**PROBLEM DESCRIPTION**. Output the full material exactly as it appears here.

**ENTRIES SUPPLIED**.
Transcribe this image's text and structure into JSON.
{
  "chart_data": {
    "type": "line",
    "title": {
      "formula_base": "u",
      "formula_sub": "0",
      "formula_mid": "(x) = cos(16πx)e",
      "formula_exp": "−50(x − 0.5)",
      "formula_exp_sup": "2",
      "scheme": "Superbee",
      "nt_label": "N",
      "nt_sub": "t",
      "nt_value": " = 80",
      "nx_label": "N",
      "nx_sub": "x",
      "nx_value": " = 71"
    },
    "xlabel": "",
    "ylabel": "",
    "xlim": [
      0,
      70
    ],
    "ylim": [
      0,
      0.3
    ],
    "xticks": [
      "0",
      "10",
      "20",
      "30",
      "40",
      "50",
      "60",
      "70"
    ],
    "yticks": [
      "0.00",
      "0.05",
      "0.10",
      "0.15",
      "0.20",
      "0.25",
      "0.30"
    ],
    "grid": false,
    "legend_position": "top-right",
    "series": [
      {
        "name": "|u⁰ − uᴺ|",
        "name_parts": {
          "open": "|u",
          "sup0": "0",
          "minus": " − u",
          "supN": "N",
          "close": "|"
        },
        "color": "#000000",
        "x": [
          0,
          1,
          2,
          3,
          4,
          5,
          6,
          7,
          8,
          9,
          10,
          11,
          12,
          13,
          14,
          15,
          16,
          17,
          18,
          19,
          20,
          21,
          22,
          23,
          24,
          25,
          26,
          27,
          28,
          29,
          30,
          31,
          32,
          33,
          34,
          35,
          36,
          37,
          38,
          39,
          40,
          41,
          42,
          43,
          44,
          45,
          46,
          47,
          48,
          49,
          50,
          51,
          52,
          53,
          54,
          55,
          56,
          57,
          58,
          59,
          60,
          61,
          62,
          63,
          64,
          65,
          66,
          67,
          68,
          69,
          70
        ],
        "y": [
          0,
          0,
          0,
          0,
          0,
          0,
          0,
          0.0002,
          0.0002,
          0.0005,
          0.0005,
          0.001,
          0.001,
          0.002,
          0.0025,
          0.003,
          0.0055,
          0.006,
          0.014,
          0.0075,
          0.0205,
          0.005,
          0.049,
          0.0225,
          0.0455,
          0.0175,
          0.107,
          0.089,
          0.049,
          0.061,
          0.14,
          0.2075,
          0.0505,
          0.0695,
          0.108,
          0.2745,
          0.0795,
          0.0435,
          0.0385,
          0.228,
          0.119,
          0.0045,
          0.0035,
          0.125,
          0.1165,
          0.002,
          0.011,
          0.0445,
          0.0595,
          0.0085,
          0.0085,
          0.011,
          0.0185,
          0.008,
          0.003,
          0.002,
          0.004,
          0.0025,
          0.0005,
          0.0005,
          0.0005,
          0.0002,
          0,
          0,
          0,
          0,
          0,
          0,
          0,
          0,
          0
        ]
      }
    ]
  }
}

**RESULT OF THE EXERCISE**.
Transcribe this image's text and structure into JSON.
{
  "chart_data": {
    "type": "line",
    "title": {
      "formula_base": "u",
      "formula_sub": "0",
      "formula_mid": "(x) = cos(16πx)e",
      "formula_exp": "−50(x − 0.5)",
      "formula_exp_sup": "2",
      "scheme": "Superbee",
      "nt_label": "N",
      "nt_sub": "t",
      "nt_value": " = 80",
      "nx_label": "N",
      "nx_sub": "x",
      "nx_value": " = 71"
    },
    "xlabel": "",
    "ylabel": "",
    "xlim": [
      0,
      70
    ],
    "ylim": [
      0,
      0.3
    ],
    "xticks": [
      "0",
      "10",
      "20",
      "30",
      "40",
      "50",
      "60",
      "70"
    ],
    "yticks": [
      "0.00",
      "0.05",
      "0.10",
      "0.15",
      "0.20",
      "0.25",
      "0.30"
    ],
    "grid": false,
    "legend_position": "top-right",
    "series": [
      {
        "name": "|u⁰ − uᴺ|",
        "name_parts": {
          "open": "|u",
          "sup0": "0",
          "minus": " − u",
          "supN": "N",
          "close": "|"
        },
        "color": "#000000",
        "x": [
          0,
          1,
          2,
          3,
          4,
          5,
          6,
          7,
          8,
          9,
          10,
          11,
          12,
          13,
          14,
          15,
          16,
          17,
          18,
          19,
          20,
          21,
          22,
          23,
          24,
          25,
          26,
          27,
          28,
          29,
          30,
          31,
          32,
          33,
          34,
          35,
          36,
          37,
          38,
          39,
          40,
          41,
          42,
          43,
          44,
          45,
          46,
          47,
          48,
          49,
          50,
          51,
          52,
          53,
          54,
          55,
          56,
          57,
          58,
          59,
          60,
          61,
          62,
          63,
          64,
          65,
          66,
          67,
          68,
          69,
          70
        ],
        "y": [
          0,
          0,
          0,
          0,
          0,
          0,
          0,
          0.0002,
          0.0002,
          0.0005,
          0.0005,
          0.001,
          0.001,
          0.002,
          0.0025,
          0.003,
          0.0055,
          0.006,
          0.014,
          0.0075,
          0.0205,
          0.005,
          0.049,
          0.0225,
          0.0455,
          0.0175,
          0.107,
          0.089,
          0.049,
          0.061,
          0.14,
          0.2075,
          0.0505,
          0.0695,
          0.108,
          0.2745,
          0.0795,
          0.0435,
          0.0385,
          0.228,
          0.119,
          0.0045,
          0.0035,
          0.125,
          0.1165,
          0.002,
          0.011,
          0.0445,
          0.0595,
          0.0085,
          0.0085,
          0.011,
          0.0185,
          0.008,
          0.003,
          0.002,
          0.004,
          0.0025,
          0.0005,
          0.0005,
          0.0005,
          0.0002,
          0,
          0,
          0,
          0,
          0,
          0,
          0,
          0,
          0
        ]
      }
    ]
  }
}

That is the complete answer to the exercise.